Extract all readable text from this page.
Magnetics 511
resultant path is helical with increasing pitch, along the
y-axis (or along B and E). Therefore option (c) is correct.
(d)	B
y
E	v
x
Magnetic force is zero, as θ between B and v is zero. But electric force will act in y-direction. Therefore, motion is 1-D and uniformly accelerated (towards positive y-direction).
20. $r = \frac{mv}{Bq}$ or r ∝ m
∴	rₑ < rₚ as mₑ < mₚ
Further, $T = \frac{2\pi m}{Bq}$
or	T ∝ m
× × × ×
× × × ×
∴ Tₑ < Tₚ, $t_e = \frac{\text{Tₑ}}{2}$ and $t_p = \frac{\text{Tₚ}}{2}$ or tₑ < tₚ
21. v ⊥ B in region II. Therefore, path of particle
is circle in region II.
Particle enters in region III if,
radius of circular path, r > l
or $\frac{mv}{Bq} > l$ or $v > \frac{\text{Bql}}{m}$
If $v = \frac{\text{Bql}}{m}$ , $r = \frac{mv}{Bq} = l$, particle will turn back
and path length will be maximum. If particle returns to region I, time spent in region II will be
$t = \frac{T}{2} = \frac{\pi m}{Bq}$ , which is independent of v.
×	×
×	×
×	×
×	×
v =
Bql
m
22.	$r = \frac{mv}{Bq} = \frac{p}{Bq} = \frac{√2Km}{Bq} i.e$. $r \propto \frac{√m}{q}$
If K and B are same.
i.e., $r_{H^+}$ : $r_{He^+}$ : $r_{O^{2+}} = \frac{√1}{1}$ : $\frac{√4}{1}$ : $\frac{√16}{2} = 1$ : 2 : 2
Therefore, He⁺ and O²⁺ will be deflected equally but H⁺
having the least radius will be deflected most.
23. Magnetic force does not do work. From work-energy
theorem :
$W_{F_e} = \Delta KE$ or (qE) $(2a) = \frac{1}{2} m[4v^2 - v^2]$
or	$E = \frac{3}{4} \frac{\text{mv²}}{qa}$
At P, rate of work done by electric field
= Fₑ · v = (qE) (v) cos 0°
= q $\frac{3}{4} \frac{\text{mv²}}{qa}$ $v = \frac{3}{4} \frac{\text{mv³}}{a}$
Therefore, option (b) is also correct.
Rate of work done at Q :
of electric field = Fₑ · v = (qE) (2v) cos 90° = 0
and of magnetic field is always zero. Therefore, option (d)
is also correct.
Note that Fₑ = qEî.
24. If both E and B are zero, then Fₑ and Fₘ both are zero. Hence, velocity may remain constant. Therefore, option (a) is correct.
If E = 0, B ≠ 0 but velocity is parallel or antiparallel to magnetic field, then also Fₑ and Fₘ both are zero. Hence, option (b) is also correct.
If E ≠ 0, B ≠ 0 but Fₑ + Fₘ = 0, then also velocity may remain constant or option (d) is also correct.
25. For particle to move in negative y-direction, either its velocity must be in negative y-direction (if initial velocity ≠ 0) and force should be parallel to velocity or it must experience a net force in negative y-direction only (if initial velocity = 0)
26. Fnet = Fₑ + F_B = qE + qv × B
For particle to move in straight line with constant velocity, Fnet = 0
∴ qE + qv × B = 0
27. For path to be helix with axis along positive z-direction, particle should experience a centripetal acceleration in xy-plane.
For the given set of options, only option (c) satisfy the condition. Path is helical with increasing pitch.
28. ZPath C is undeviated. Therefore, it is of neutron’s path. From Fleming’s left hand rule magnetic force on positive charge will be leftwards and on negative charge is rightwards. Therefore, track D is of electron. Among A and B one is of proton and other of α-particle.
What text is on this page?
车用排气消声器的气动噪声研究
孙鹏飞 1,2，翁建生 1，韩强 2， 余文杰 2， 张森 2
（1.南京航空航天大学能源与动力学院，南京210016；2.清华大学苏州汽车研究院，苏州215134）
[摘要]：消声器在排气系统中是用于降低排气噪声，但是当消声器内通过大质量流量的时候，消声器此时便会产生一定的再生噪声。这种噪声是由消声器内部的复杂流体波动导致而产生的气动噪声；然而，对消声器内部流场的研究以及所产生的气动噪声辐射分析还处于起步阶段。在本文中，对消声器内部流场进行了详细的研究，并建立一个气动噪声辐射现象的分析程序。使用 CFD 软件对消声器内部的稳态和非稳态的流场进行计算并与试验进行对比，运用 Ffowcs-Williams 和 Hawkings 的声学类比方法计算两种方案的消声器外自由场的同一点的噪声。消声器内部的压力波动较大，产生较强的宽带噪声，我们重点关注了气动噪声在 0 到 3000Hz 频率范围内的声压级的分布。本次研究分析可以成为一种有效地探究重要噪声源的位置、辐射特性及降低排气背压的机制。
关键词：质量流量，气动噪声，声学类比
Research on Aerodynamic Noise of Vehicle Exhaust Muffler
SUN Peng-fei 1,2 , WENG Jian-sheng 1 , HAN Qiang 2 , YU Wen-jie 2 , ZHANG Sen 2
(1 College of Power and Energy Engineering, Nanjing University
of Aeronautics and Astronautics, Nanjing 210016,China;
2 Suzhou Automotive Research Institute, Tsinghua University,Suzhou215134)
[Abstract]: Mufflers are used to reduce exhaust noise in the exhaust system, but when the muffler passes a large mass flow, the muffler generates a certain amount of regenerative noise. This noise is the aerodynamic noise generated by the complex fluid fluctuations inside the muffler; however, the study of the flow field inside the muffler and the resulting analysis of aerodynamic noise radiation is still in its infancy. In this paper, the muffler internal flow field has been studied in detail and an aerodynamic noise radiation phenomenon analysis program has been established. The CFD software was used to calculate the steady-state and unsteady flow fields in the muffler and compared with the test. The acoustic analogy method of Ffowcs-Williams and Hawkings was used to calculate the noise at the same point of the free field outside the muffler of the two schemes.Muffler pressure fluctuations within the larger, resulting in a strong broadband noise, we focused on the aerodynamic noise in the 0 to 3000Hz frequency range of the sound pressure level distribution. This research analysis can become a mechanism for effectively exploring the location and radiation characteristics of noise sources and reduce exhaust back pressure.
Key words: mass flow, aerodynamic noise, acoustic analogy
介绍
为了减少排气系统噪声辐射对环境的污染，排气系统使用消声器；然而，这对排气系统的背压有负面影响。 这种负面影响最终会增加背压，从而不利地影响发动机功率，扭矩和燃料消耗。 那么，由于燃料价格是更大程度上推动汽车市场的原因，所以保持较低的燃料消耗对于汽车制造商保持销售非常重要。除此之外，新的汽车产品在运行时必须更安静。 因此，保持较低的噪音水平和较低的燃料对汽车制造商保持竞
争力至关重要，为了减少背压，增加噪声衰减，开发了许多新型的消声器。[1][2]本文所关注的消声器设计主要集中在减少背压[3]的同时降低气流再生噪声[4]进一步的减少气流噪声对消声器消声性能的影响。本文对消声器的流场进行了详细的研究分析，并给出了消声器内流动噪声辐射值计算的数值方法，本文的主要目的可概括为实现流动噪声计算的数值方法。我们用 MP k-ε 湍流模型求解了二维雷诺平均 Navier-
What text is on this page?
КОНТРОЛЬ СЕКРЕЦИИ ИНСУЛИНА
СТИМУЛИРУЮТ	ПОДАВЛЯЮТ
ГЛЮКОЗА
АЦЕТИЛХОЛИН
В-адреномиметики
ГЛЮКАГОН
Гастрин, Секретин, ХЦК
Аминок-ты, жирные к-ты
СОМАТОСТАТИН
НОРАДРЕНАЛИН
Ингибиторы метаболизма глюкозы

Set exercise: Write out the full listing exactly as given.

Final result:
Extract all readable text from this page.
Magnetics 511
resultant path is helical with increasing pitch, along the
y-axis (or along B and E). Therefore option (c) is correct.
(d)	B
y
E	v
x
Magnetic force is zero, as θ between B and v is zero. But electric force will act in y-direction. Therefore, motion is 1-D and uniformly accelerated (towards positive y-direction).
20. $r = \frac{mv}{Bq}$ or r ∝ m
∴	rₑ < rₚ as mₑ < mₚ
Further, $T = \frac{2\pi m}{Bq}$
or	T ∝ m
× × × ×
× × × ×
∴ Tₑ < Tₚ, $t_e = \frac{\text{Tₑ}}{2}$ and $t_p = \frac{\text{Tₚ}}{2}$ or tₑ < tₚ
21. v ⊥ B in region II. Therefore, path of particle
is circle in region II.
Particle enters in region III if,
radius of circular path, r > l
or $\frac{mv}{Bq} > l$ or $v > \frac{\text{Bql}}{m}$
If $v = \frac{\text{Bql}}{m}$ , $r = \frac{mv}{Bq} = l$, particle will turn back
and path length will be maximum. If particle returns to region I, time spent in region II will be
$t = \frac{T}{2} = \frac{\pi m}{Bq}$ , which is independent of v.
×	×
×	×
×	×
×	×
v =
Bql
m
22.	$r = \frac{mv}{Bq} = \frac{p}{Bq} = \frac{√2Km}{Bq} i.e$. $r \propto \frac{√m}{q}$
If K and B are same.
i.e., $r_{H^+}$ : $r_{He^+}$ : $r_{O^{2+}} = \frac{√1}{1}$ : $\frac{√4}{1}$ : $\frac{√16}{2} = 1$ : 2 : 2
Therefore, He⁺ and O²⁺ will be deflected equally but H⁺
having the least radius will be deflected most.
23. Magnetic force does not do work. From work-energy
theorem :
$W_{F_e} = \Delta KE$ or (qE) $(2a) = \frac{1}{2} m[4v^2 - v^2]$
or	$E = \frac{3}{4} \frac{\text{mv²}}{qa}$
At P, rate of work done by electric field
= Fₑ · v = (qE) (v) cos 0°
= q $\frac{3}{4} \frac{\text{mv²}}{qa}$ $v = \frac{3}{4} \frac{\text{mv³}}{a}$
Therefore, option (b) is also correct.
Rate of work done at Q :
of electric field = Fₑ · v = (qE) (2v) cos 90° = 0
and of magnetic field is always zero. Therefore, option (d)
is also correct.
Note that Fₑ = qEî.
24. If both E and B are zero, then Fₑ and Fₘ both are zero. Hence, velocity may remain constant. Therefore, option (a) is correct.
If E = 0, B ≠ 0 but velocity is parallel or antiparallel to magnetic field, then also Fₑ and Fₘ both are zero. Hence, option (b) is also correct.
If E ≠ 0, B ≠ 0 but Fₑ + Fₘ = 0, then also velocity may remain constant or option (d) is also correct.
25. For particle to move in negative y-direction, either its velocity must be in negative y-direction (if initial velocity ≠ 0) and force should be parallel to velocity or it must experience a net force in negative y-direction only (if initial velocity = 0)
26. Fnet = Fₑ + F_B = qE + qv × B
For particle to move in straight line with constant velocity, Fnet = 0
∴ qE + qv × B = 0
27. For path to be helix with axis along positive z-direction, particle should experience a centripetal acceleration in xy-plane.
For the given set of options, only option (c) satisfy the condition. Path is helical with increasing pitch.
28. ZPath C is undeviated. Therefore, it is of neutron’s path. From Fleming’s left hand rule magnetic force on positive charge will be leftwards and on negative charge is rightwards. Therefore, track D is of electron. Among A and B one is of proton and other of α-particle.
What text is on this page?
车用排气消声器的气动噪声研究
孙鹏飞 1,2，翁建生 1，韩强 2， 余文杰 2， 张森 2
（1.南京航空航天大学能源与动力学院，南京210016；2.清华大学苏州汽车研究院，苏州215134）
[摘要]：消声器在排气系统中是用于降低排气噪声，但是当消声器内通过大质量流量的时候，消声器此时便会产生一定的再生噪声。这种噪声是由消声器内部的复杂流体波动导致而产生的气动噪声；然而，对消声器内部流场的研究以及所产生的气动噪声辐射分析还处于起步阶段。在本文中，对消声器内部流场进行了详细的研究，并建立一个气动噪声辐射现象的分析程序。使用 CFD 软件对消声器内部的稳态和非稳态的流场进行计算并与试验进行对比，运用 Ffowcs-Williams 和 Hawkings 的声学类比方法计算两种方案的消声器外自由场的同一点的噪声。消声器内部的压力波动较大，产生较强的宽带噪声，我们重点关注了气动噪声在 0 到 3000Hz 频率范围内的声压级的分布。本次研究分析可以成为一种有效地探究重要噪声源的位置、辐射特性及降低排气背压的机制。
关键词：质量流量，气动噪声，声学类比
Research on Aerodynamic Noise of Vehicle Exhaust Muffler
SUN Peng-fei 1,2 , WENG Jian-sheng 1 , HAN Qiang 2 , YU Wen-jie 2 , ZHANG Sen 2
(1 College of Power and Energy Engineering, Nanjing University
of Aeronautics and Astronautics, Nanjing 210016,China;
2 Suzhou Automotive Research Institute, Tsinghua University,Suzhou215134)
[Abstract]: Mufflers are used to reduce exhaust noise in the exhaust system, but when the muffler passes a large mass flow, the muffler generates a certain amount of regenerative noise. This noise is the aerodynamic noise generated by the complex fluid fluctuations inside the muffler; however, the study of the flow field inside the muffler and the resulting analysis of aerodynamic noise radiation is still in its infancy. In this paper, the muffler internal flow field has been studied in detail and an aerodynamic noise radiation phenomenon analysis program has been established. The CFD software was used to calculate the steady-state and unsteady flow fields in the muffler and compared with the test. The acoustic analogy method of Ffowcs-Williams and Hawkings was used to calculate the noise at the same point of the free field outside the muffler of the two schemes.Muffler pressure fluctuations within the larger, resulting in a strong broadband noise, we focused on the aerodynamic noise in the 0 to 3000Hz frequency range of the sound pressure level distribution. This research analysis can become a mechanism for effectively exploring the location and radiation characteristics of noise sources and reduce exhaust back pressure.
Key words: mass flow, aerodynamic noise, acoustic analogy
介绍
为了减少排气系统噪声辐射对环境的污染，排气系统使用消声器；然而，这对排气系统的背压有负面影响。 这种负面影响最终会增加背压，从而不利地影响发动机功率，扭矩和燃料消耗。 那么，由于燃料价格是更大程度上推动汽车市场的原因，所以保持较低的燃料消耗对于汽车制造商保持销售非常重要。除此之外，新的汽车产品在运行时必须更安静。 因此，保持较低的噪音水平和较低的燃料对汽车制造商保持竞
争力至关重要，为了减少背压，增加噪声衰减，开发了许多新型的消声器。[1][2]本文所关注的消声器设计主要集中在减少背压[3]的同时降低气流再生噪声[4]进一步的减少气流噪声对消声器消声性能的影响。本文对消声器的流场进行了详细的研究分析，并给出了消声器内流动噪声辐射值计算的数值方法，本文的主要目的可概括为实现流动噪声计算的数值方法。我们用 MP k-ε 湍流模型求解了二维雷诺平均 Navier-
What text is on this page?
КОНТРОЛЬ СЕКРЕЦИИ ИНСУЛИНА
СТИМУЛИРУЮТ	ПОДАВЛЯЮТ
ГЛЮКОЗА
АЦЕТИЛХОЛИН
В-адреномиметики
ГЛЮКАГОН
Гастрин, Секретин, ХЦК
Аминок-ты, жирные к-ты
СОМАТОСТАТИН
НОРАДРЕНАЛИН
Ингибиторы метаболизма глюкозы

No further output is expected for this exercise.